Start of Extract

The Blood of Liberty

When Thomas Jefferson penned: “The Tree of Liberty must be refreshed from time to time with the blood of patriots and tyrants.” he could hardly have guessed the myriad ways that would be done. Even now, long after our national anthem first celebrated not the Constitution crafted in peaceful discourse but the blood-striped emblem of battle-won liberty, we can‘t be sure when more hemorrhaging is needed.

These thoughts were stirred up by viewing once again the 1962 John Ford directed film The Man Who Shot Liberty Valance. Lee Marvin appears in the title role, a mean hombre who terrorizes a town in a southwestern territory on the verge of statehood. Naming a villain for one of America’s most cherished ideals is only the first irony in this thoughtful variation of the standard Hollywood Western morality play.

The main target of Valance’s abuse is Ransom Stoddard, played by James Stewart, an eastern lawyer zealous to bring justice to the lawless frontier. The only man who can stand up to Valance with a gun is rancher Tom Doniphon (John Wayne) who remains aloof from other people’s quarrels. Doniphon and Stoddard love the same girl, Hallie (Vera Miles) although Doniphon sees that she prefers Stoddard.

End of Extract
Start of Data supplied

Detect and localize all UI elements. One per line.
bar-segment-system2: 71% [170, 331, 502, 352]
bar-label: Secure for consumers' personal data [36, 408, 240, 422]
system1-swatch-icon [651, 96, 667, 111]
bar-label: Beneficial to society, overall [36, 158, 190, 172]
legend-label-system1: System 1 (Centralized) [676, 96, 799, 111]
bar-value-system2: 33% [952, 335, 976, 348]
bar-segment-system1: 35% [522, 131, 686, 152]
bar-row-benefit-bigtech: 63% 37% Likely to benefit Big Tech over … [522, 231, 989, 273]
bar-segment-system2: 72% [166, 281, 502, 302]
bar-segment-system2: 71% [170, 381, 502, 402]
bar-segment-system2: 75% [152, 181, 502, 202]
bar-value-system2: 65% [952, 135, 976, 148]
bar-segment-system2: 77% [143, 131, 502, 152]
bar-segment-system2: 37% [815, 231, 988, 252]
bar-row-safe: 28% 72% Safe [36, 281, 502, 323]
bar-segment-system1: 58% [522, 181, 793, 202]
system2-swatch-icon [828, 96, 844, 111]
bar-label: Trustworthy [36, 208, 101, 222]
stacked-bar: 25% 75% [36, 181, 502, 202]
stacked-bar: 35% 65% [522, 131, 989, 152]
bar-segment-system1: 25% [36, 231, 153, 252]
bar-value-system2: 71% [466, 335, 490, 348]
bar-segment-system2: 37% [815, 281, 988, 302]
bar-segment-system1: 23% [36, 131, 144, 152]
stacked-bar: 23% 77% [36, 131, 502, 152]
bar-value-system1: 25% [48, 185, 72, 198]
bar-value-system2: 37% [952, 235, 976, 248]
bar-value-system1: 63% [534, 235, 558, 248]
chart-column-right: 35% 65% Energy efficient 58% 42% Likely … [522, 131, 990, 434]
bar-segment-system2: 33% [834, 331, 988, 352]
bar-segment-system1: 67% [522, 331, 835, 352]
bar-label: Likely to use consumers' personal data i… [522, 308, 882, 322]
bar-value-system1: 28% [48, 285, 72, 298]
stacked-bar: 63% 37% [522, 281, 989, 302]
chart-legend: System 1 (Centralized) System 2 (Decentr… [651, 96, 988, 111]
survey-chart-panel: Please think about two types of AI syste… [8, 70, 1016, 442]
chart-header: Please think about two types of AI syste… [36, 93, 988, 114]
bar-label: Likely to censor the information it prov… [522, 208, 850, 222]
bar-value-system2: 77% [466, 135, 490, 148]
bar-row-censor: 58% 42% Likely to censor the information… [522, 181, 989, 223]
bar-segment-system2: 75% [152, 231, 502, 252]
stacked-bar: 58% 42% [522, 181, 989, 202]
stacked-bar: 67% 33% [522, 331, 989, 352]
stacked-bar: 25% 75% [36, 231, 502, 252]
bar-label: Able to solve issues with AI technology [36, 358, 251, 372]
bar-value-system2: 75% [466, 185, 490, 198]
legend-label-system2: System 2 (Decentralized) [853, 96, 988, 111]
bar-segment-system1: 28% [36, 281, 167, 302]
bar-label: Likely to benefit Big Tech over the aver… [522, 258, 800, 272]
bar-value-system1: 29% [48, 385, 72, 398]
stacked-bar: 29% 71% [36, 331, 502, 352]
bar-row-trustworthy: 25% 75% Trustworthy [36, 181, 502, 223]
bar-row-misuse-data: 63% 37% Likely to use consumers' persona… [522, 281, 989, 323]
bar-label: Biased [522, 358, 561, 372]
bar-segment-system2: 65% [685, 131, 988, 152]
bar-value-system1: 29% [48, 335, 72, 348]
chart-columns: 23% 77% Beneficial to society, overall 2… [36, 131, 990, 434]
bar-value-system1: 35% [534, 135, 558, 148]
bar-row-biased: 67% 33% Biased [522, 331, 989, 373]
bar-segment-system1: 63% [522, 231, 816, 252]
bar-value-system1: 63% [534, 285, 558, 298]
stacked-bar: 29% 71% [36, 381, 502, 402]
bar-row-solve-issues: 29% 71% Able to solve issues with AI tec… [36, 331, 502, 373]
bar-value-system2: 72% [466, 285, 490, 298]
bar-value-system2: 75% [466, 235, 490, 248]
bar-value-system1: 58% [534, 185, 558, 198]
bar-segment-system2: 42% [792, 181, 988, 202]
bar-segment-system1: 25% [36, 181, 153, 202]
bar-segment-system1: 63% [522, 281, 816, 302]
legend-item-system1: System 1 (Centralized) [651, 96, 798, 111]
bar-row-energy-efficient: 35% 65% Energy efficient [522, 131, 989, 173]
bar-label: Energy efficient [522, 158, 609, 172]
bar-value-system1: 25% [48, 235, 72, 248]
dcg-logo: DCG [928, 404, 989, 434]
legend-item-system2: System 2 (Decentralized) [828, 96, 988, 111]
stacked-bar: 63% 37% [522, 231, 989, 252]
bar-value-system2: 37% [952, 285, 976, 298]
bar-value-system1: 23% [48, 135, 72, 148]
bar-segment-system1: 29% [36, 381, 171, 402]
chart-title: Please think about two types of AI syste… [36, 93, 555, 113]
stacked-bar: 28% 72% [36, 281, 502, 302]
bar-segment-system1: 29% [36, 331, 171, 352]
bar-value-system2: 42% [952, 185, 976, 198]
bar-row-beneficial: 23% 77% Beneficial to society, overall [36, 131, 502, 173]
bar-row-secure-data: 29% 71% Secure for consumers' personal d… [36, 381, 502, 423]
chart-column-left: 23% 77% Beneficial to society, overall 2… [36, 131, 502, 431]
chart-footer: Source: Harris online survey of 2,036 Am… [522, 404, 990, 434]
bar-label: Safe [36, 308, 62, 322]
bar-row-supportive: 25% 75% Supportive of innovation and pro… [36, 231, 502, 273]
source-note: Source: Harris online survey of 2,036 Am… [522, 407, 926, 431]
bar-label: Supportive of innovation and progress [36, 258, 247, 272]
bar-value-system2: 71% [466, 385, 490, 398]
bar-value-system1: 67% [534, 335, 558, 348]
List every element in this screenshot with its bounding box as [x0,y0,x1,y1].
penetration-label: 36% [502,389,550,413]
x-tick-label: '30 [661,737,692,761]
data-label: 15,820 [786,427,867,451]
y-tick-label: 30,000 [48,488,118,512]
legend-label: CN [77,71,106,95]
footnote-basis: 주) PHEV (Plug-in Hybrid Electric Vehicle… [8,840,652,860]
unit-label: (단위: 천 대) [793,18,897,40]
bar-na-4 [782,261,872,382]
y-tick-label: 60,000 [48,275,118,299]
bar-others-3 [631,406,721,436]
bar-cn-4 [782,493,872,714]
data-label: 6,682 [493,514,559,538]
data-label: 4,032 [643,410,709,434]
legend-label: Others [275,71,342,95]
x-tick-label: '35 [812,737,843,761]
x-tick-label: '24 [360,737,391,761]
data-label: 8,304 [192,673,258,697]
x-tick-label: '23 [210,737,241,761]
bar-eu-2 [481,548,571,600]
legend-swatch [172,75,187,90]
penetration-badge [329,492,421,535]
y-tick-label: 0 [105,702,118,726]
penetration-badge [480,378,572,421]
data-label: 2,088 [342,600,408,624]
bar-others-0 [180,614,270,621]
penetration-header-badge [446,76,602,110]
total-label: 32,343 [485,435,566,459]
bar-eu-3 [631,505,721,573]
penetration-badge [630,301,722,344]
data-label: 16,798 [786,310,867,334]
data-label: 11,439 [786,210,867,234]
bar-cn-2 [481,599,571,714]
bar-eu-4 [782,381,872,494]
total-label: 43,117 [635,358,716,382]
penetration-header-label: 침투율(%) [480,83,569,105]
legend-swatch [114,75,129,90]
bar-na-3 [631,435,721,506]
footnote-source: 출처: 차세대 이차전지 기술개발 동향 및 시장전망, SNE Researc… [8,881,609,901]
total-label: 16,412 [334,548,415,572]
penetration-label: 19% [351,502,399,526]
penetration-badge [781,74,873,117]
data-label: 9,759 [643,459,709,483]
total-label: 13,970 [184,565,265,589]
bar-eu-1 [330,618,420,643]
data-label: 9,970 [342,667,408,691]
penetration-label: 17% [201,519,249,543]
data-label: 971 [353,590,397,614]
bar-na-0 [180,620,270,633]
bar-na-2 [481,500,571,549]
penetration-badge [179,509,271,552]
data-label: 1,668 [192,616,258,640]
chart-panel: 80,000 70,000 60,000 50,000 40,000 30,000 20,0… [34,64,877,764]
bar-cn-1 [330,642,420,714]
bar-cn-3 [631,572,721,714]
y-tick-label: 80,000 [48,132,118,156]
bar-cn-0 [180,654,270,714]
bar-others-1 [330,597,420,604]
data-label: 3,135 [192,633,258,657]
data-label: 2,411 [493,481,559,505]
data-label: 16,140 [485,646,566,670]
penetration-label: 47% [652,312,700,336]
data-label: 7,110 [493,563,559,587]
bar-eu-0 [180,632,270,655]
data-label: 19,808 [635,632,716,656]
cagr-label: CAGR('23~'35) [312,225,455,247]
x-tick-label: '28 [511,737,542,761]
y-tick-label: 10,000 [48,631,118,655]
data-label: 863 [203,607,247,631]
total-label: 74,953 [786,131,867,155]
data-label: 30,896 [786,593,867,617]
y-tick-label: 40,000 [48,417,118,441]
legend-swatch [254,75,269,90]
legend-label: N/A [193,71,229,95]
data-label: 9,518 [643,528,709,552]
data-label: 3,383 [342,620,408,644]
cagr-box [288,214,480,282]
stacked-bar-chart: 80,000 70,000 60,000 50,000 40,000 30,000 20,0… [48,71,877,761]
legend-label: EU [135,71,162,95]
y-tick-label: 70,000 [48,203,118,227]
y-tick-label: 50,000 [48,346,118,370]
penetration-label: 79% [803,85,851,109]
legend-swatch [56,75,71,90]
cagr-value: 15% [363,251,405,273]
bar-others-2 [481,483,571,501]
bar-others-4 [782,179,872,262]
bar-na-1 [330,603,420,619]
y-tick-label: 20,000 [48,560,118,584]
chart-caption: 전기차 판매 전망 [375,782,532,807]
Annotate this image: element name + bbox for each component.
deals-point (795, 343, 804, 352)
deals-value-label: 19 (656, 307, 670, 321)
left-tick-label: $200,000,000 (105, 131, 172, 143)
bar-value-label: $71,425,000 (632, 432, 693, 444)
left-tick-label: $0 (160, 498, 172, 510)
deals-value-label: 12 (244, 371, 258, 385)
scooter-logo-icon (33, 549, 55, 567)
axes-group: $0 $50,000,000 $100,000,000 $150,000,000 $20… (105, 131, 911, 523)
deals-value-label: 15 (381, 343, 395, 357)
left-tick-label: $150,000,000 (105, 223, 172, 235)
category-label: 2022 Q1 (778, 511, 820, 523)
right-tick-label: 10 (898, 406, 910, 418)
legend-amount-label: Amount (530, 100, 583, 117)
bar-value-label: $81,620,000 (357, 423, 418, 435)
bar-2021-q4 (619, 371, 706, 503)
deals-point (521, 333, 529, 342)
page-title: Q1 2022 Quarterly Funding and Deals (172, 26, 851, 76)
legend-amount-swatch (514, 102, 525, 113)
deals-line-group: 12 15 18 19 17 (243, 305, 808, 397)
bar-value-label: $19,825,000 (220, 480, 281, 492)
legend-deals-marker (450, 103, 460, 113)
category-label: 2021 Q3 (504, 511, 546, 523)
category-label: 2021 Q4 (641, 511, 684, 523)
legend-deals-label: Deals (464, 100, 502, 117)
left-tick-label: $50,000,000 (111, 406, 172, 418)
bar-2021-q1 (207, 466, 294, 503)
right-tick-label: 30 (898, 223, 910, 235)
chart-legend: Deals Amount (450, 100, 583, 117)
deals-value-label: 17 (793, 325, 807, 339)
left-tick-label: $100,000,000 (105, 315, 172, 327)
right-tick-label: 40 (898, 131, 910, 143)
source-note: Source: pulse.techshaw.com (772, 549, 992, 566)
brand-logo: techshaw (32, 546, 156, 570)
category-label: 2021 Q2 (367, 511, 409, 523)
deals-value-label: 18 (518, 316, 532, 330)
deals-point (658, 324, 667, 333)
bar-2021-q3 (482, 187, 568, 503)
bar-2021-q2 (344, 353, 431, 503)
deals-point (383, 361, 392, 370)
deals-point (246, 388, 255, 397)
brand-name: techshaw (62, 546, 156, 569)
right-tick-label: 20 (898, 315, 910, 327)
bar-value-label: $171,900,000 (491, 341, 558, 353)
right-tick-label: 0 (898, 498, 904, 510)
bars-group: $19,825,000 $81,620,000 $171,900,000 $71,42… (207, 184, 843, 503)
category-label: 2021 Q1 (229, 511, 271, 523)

End of Data supplied

== Problems and tasks ==
1. Answer these questions from the text about The Man Who Shot Liberty Valance.
(a) According to the quoted Jefferson line, what must refresh the Tree of Liberty from time to time?
(b) Which actor appears in the title role of the film?
(c) Who plays Hallie?
2. From the text about The Man Who Shot Liberty Valance, output the passage that begins at the words "When Thomas Jefferson" and stops after the words "Western morality play.", copied exactly.

== Per-task outputs ==
1.
(a) The blood of patriots and tyrants
(b) Lee Marvin
(c) Vera Miles

2.
When Thomas Jefferson penned: “The Tree of Liberty must be refreshed from time to time with the blood of patriots and tyrants.” he could hardly have guessed the myriad ways that would be done. Even now, long after our national anthem first celebrated not the Constitution crafted in peaceful discourse but the blood-striped emblem of battle-won liberty, we can‘t be sure when more hemorrhaging is needed.

These thoughts were stirred up by viewing once again the 1962 John Ford directed film The Man Who Shot Liberty Valance. Lee Marvin appears in the title role, a mean hombre who terrorizes a town in a southwestern territory on the verge of statehood. Naming a villain for one of America’s most cherished ideals is only the first irony in this thoughtful variation of the standard Hollywood Western morality play.